§ Records for the exercise:
= = = = =

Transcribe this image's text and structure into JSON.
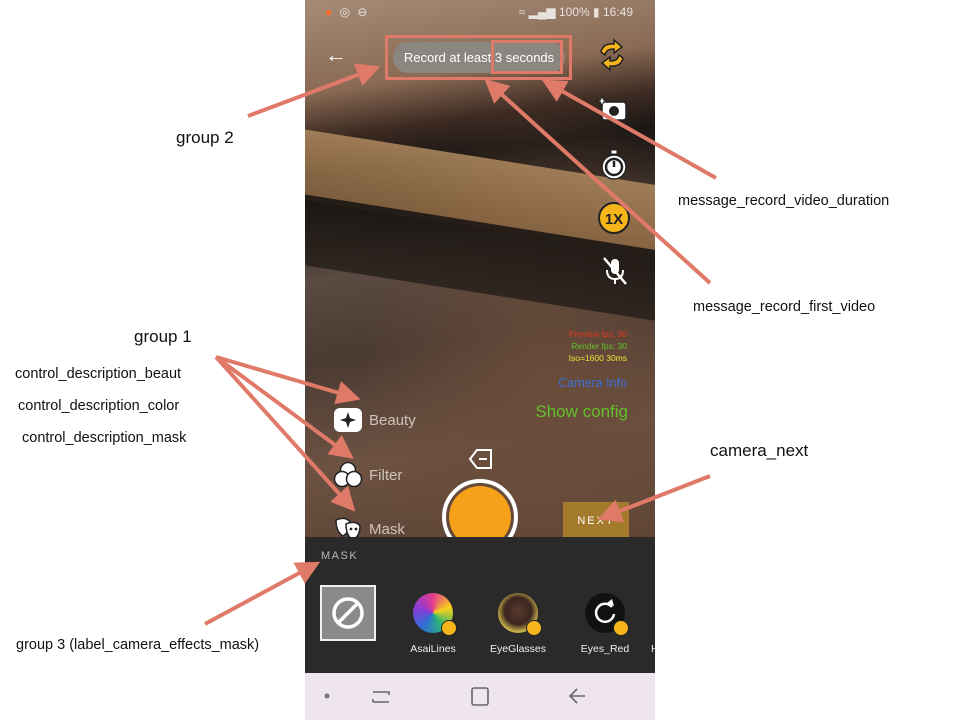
{
  "status_bar": {
    "battery": "100%",
    "time": "16:49"
  },
  "top": {
    "toast_text": "Record at least 3 seconds"
  },
  "debug": {
    "line1": "Preview fps: 30",
    "line2": "Render fps: 30",
    "line3": "Iso=1600  30ms",
    "camera_info": "Camera Info",
    "show_config": "Show config"
  },
  "side_options": {
    "beauty": "Beauty",
    "filter": "Filter",
    "mask": "Mask"
  },
  "next_label": "NEXT",
  "effects_panel": {
    "title": "MASK",
    "items": [
      {
        "label": "AsaiLines"
      },
      {
        "label": "EyeGlasses"
      },
      {
        "label": "Eyes_Red"
      },
      {
        "label": "H"
      }
    ]
  },
  "annotations": {
    "group2": "group 2",
    "group1": "group 1",
    "beaut": "control_description_beaut",
    "color": "control_description_color",
    "mask": "control_description_mask",
    "group3": "group 3 (label_camera_effects_mask)",
    "duration": "message_record_video_duration",
    "first_video": "message_record_first_video",
    "camera_next": "camera_next"
  },
  "colors": {
    "annotation_arrow": "#e07a68",
    "shutter": "#f6a11a",
    "next_button": "#a47a2c",
    "show_config": "#62c12a",
    "camera_info": "#3a6fd6"
  }
}
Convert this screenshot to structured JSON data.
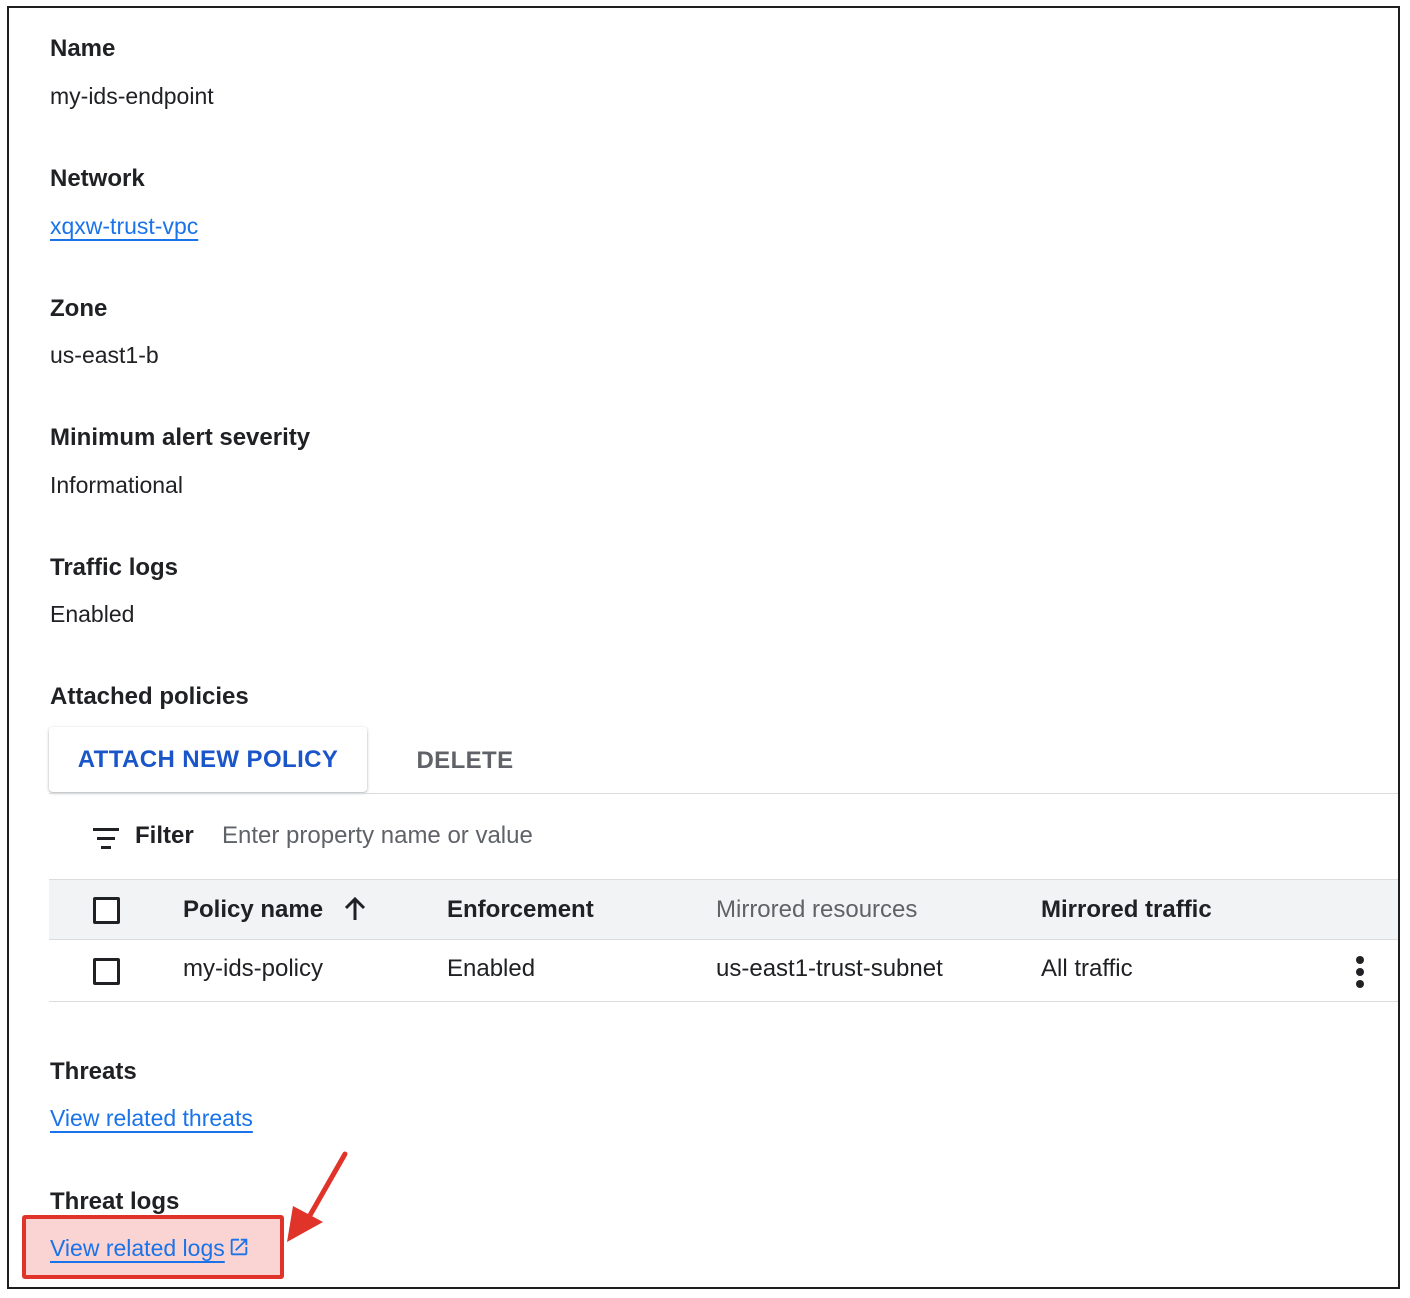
{
  "details": {
    "name": {
      "label": "Name",
      "value": "my-ids-endpoint"
    },
    "network": {
      "label": "Network",
      "value": "xqxw-trust-vpc"
    },
    "zone": {
      "label": "Zone",
      "value": "us-east1-b"
    },
    "severity": {
      "label": "Minimum alert severity",
      "value": "Informational"
    },
    "traffic_logs": {
      "label": "Traffic logs",
      "value": "Enabled"
    }
  },
  "attached_policies": {
    "label": "Attached policies",
    "attach_button": "ATTACH NEW POLICY",
    "delete_button": "DELETE",
    "filter": {
      "label": "Filter",
      "placeholder": "Enter property name or value"
    },
    "columns": [
      "Policy name",
      "Enforcement",
      "Mirrored resources",
      "Mirrored traffic"
    ],
    "rows": [
      {
        "policy_name": "my-ids-policy",
        "enforcement": "Enabled",
        "mirrored_resources": "us-east1-trust-subnet",
        "mirrored_traffic": "All traffic"
      }
    ]
  },
  "threats": {
    "label": "Threats",
    "link": "View related threats"
  },
  "threat_logs": {
    "label": "Threat logs",
    "link": "View related logs"
  },
  "colors": {
    "link": "#1a73e8",
    "accent_button": "#1a56c9",
    "highlight": "#e0342b",
    "header_bg": "#f1f3f4"
  },
  "icons": [
    "filter-icon",
    "sort-arrow-up-icon",
    "more-vert-icon",
    "open-in-new-icon",
    "annotation-arrow"
  ]
}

= = = = =

§ Exercise goal: Print out the whole of the material word for word, without pictures.

§ Full solution:
Transcribe this image's text and structure into JSON.
{
  "status_bar": {
    "battery": "100%",
    "time": "16:49"
  },
  "top": {
    "toast_text": "Record at least 3 seconds"
  },
  "debug": {
    "line1": "Preview fps: 30",
    "line2": "Render fps: 30",
    "line3": "Iso=1600  30ms",
    "camera_info": "Camera Info",
    "show_config": "Show config"
  },
  "side_options": {
    "beauty": "Beauty",
    "filter": "Filter",
    "mask": "Mask"
  },
  "next_label": "NEXT",
  "effects_panel": {
    "title": "MASK",
    "items": [
      {
        "label": "AsaiLines"
      },
      {
        "label": "EyeGlasses"
      },
      {
        "label": "Eyes_Red"
      },
      {
        "label": "H"
      }
    ]
  },
  "annotations": {
    "group2": "group 2",
    "group1": "group 1",
    "beaut": "control_description_beaut",
    "color": "control_description_color",
    "mask": "control_description_mask",
    "group3": "group 3 (label_camera_effects_mask)",
    "duration": "message_record_video_duration",
    "first_video": "message_record_first_video",
    "camera_next": "camera_next"
  },
  "colors": {
    "annotation_arrow": "#e07a68",
    "shutter": "#f6a11a",
    "next_button": "#a47a2c",
    "show_config": "#62c12a",
    "camera_info": "#3a6fd6"
  }
}
Convert this screenshot to structured JSON data.
{
  "details": {
    "name": {
      "label": "Name",
      "value": "my-ids-endpoint"
    },
    "network": {
      "label": "Network",
      "value": "xqxw-trust-vpc"
    },
    "zone": {
      "label": "Zone",
      "value": "us-east1-b"
    },
    "severity": {
      "label": "Minimum alert severity",
      "value": "Informational"
    },
    "traffic_logs": {
      "label": "Traffic logs",
      "value": "Enabled"
    }
  },
  "attached_policies": {
    "label": "Attached policies",
    "attach_button": "ATTACH NEW POLICY",
    "delete_button": "DELETE",
    "filter": {
      "label": "Filter",
      "placeholder": "Enter property name or value"
    },
    "columns": [
      "Policy name",
      "Enforcement",
      "Mirrored resources",
      "Mirrored traffic"
    ],
    "rows": [
      {
        "policy_name": "my-ids-policy",
        "enforcement": "Enabled",
        "mirrored_resources": "us-east1-trust-subnet",
        "mirrored_traffic": "All traffic"
      }
    ]
  },
  "threats": {
    "label": "Threats",
    "link": "View related threats"
  },
  "threat_logs": {
    "label": "Threat logs",
    "link": "View related logs"
  },
  "colors": {
    "link": "#1a73e8",
    "accent_button": "#1a56c9",
    "highlight": "#e0342b",
    "header_bg": "#f1f3f4"
  },
  "icons": [
    "filter-icon",
    "sort-arrow-up-icon",
    "more-vert-icon",
    "open-in-new-icon",
    "annotation-arrow"
  ]
}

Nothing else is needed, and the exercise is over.